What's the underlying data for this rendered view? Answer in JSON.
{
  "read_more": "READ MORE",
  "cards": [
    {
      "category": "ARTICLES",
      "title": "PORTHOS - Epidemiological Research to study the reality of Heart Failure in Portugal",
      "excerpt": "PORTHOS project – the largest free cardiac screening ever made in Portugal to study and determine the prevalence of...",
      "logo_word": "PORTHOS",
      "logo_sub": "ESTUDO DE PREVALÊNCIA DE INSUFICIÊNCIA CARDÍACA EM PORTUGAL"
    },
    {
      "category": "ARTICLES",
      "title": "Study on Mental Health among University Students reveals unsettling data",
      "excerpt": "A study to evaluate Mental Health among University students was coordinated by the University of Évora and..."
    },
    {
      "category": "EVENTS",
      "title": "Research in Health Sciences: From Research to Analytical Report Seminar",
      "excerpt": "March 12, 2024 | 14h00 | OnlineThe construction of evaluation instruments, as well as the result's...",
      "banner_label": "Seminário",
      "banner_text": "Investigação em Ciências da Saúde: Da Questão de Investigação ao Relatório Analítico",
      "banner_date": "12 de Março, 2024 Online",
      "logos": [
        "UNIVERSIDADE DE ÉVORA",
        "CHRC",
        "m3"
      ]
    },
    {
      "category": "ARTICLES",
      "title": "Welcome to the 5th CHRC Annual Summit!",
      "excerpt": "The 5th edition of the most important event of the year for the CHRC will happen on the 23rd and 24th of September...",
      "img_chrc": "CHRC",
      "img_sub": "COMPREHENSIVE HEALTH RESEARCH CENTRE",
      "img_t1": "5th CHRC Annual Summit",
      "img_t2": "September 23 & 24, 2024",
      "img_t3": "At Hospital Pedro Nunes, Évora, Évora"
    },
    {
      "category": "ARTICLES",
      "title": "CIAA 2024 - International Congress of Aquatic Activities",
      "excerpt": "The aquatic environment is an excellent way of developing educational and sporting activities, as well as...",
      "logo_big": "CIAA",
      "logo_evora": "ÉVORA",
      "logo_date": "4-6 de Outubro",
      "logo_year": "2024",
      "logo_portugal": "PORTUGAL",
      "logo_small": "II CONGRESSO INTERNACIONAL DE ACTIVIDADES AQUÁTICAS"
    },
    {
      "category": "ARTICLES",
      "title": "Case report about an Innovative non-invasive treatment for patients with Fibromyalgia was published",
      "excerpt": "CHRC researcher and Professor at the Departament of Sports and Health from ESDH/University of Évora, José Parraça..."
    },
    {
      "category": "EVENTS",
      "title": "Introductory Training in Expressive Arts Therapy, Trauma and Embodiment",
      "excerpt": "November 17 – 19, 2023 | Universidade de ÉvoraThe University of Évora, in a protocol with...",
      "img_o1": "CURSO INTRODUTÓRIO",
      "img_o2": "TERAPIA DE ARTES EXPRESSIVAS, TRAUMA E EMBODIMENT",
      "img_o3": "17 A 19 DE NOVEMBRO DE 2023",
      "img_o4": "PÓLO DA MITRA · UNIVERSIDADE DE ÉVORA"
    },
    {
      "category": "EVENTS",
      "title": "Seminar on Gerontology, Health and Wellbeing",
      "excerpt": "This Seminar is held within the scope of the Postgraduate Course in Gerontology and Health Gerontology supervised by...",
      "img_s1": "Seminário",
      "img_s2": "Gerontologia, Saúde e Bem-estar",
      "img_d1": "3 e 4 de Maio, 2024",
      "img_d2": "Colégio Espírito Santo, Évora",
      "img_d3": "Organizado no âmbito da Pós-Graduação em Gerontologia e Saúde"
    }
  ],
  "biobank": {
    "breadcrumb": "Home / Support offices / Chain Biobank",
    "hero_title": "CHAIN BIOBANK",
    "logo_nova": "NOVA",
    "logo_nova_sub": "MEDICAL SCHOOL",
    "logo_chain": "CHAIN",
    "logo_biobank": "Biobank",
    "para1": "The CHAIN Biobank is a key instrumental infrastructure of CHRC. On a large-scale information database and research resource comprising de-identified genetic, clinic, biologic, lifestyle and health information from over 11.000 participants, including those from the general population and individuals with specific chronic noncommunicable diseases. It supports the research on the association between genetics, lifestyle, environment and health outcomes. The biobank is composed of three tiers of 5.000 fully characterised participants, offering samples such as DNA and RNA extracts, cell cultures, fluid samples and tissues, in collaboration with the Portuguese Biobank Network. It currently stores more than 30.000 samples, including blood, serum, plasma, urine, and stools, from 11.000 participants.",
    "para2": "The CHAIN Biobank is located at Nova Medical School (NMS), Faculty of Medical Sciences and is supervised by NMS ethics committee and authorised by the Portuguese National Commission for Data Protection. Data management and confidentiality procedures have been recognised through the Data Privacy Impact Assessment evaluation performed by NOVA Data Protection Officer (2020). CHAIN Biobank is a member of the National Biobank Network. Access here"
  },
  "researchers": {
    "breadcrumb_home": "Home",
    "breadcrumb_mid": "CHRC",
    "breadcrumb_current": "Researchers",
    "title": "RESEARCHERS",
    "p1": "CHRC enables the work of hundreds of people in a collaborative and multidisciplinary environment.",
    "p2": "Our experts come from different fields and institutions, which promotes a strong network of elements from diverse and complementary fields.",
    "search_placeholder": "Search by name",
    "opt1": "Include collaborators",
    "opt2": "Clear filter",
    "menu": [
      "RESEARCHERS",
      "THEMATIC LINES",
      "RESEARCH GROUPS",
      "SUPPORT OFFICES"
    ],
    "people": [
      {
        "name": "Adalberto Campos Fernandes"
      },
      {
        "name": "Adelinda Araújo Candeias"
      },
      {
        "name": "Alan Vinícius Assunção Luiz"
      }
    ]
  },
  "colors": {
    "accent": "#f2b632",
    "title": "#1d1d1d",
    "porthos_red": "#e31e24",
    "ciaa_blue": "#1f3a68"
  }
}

++++++++

Scan the records above for the string "Summit", and copy every line where it turns up.

      "title": "Welcome to the 5th CHRC Annual Summit!",
      "img_t1": "5th CHRC Annual Summit",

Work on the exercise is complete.